- WHAT YOU HAVE TO DO: Make an exact copy of the records, with the images left out.

-----

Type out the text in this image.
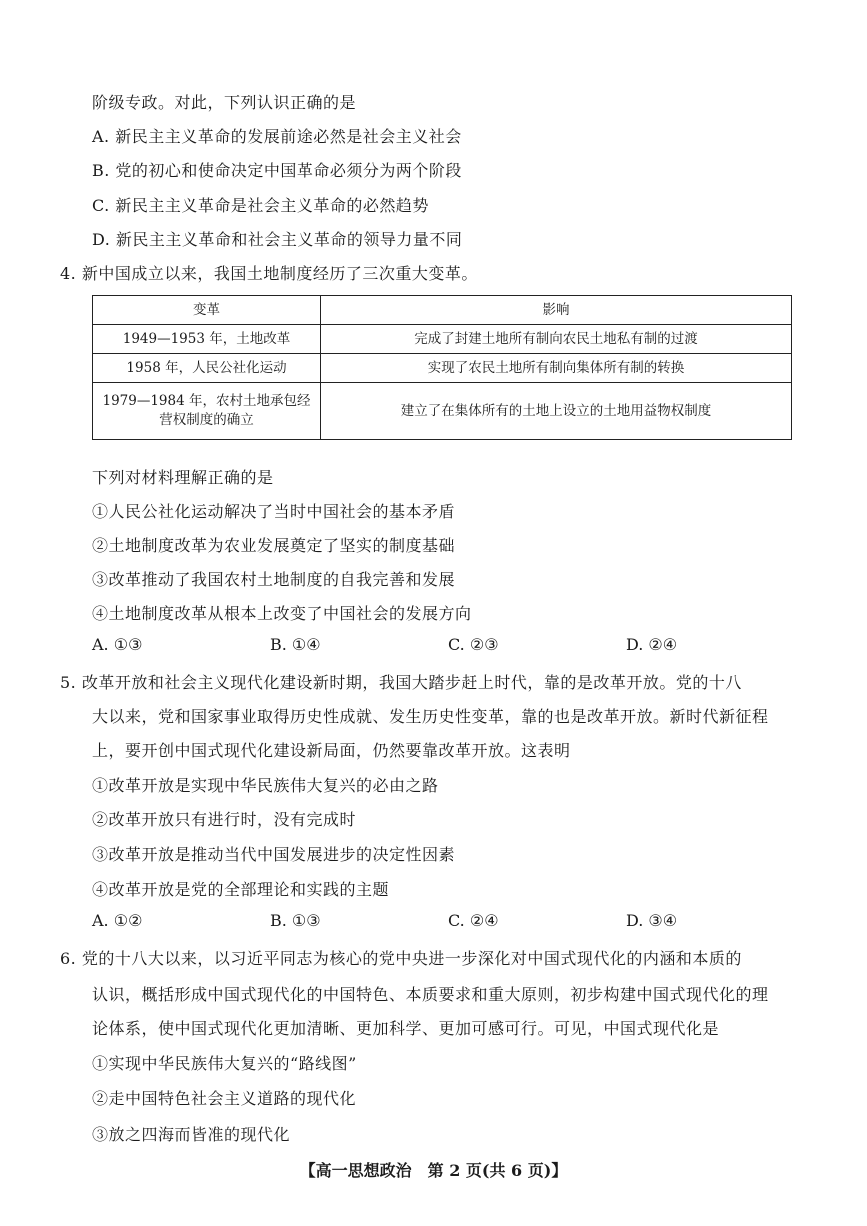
阶级专政。对此，下列认识正确的是
A. 新民主主义革命的发展前途必然是社会主义社会
B. 党的初心和使命决定中国革命必须分为两个阶段
C. 新民主主义革命是社会主义革命的必然趋势
D. 新民主主义革命和社会主义革命的领导力量不同
4. 新中国成立以来，我国土地制度经历了三次重大变革。
变革	影响
1949—1953 年，土地改革	完成了封建土地所有制向农民土地私有制的过渡
1958 年，人民公社化运动	实现了农民土地所有制向集体所有制的转换
1979—1984 年，农村土地承包经营权制度的确立	建立了在集体所有的土地上设立的土地用益物权制度
下列对材料理解正确的是
①人民公社化运动解决了当时中国社会的基本矛盾
②土地制度改革为农业发展奠定了坚实的制度基础
③改革推动了我国农村土地制度的自我完善和发展
④土地制度改革从根本上改变了中国社会的发展方向
A. ①③	B. ①④	C. ②③	D. ②④
5. 改革开放和社会主义现代化建设新时期，我国大踏步赶上时代，靠的是改革开放。党的十八
大以来，党和国家事业取得历史性成就、发生历史性变革，靠的也是改革开放。新时代新征程
上，要开创中国式现代化建设新局面，仍然要靠改革开放。这表明
①改革开放是实现中华民族伟大复兴的必由之路
②改革开放只有进行时，没有完成时
③改革开放是推动当代中国发展进步的决定性因素
④改革开放是党的全部理论和实践的主题
A. ①②	B. ①③	C. ②④	D. ③④
6. 党的十八大以来，以习近平同志为核心的党中央进一步深化对中国式现代化的内涵和本质的
认识，概括形成中国式现代化的中国特色、本质要求和重大原则，初步构建中国式现代化的理
论体系，使中国式现代化更加清晰、更加科学、更加可感可行。可见，中国式现代化是
①实现中华民族伟大复兴的“路线图”
②走中国特色社会主义道路的现代化
③放之四海而皆准的现代化
【高一思想政治　第 2 页(共 6 页)】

-----

- CORRECT OUTPUT:
Type out the text in this image.
阶级专政。对此，下列认识正确的是
A. 新民主主义革命的发展前途必然是社会主义社会
B. 党的初心和使命决定中国革命必须分为两个阶段
C. 新民主主义革命是社会主义革命的必然趋势
D. 新民主主义革命和社会主义革命的领导力量不同
4. 新中国成立以来，我国土地制度经历了三次重大变革。
变革	影响
1949—1953 年，土地改革	完成了封建土地所有制向农民土地私有制的过渡
1958 年，人民公社化运动	实现了农民土地所有制向集体所有制的转换
1979—1984 年，农村土地承包经营权制度的确立	建立了在集体所有的土地上设立的土地用益物权制度
下列对材料理解正确的是
①人民公社化运动解决了当时中国社会的基本矛盾
②土地制度改革为农业发展奠定了坚实的制度基础
③改革推动了我国农村土地制度的自我完善和发展
④土地制度改革从根本上改变了中国社会的发展方向
A. ①③	B. ①④	C. ②③	D. ②④
5. 改革开放和社会主义现代化建设新时期，我国大踏步赶上时代，靠的是改革开放。党的十八
大以来，党和国家事业取得历史性成就、发生历史性变革，靠的也是改革开放。新时代新征程
上，要开创中国式现代化建设新局面，仍然要靠改革开放。这表明
①改革开放是实现中华民族伟大复兴的必由之路
②改革开放只有进行时，没有完成时
③改革开放是推动当代中国发展进步的决定性因素
④改革开放是党的全部理论和实践的主题
A. ①②	B. ①③	C. ②④	D. ③④
6. 党的十八大以来，以习近平同志为核心的党中央进一步深化对中国式现代化的内涵和本质的
认识，概括形成中国式现代化的中国特色、本质要求和重大原则，初步构建中国式现代化的理
论体系，使中国式现代化更加清晰、更加科学、更加可感可行。可见，中国式现代化是
①实现中华民族伟大复兴的“路线图”
②走中国特色社会主义道路的现代化
③放之四海而皆准的现代化
【高一思想政治　第 2 页(共 6 页)】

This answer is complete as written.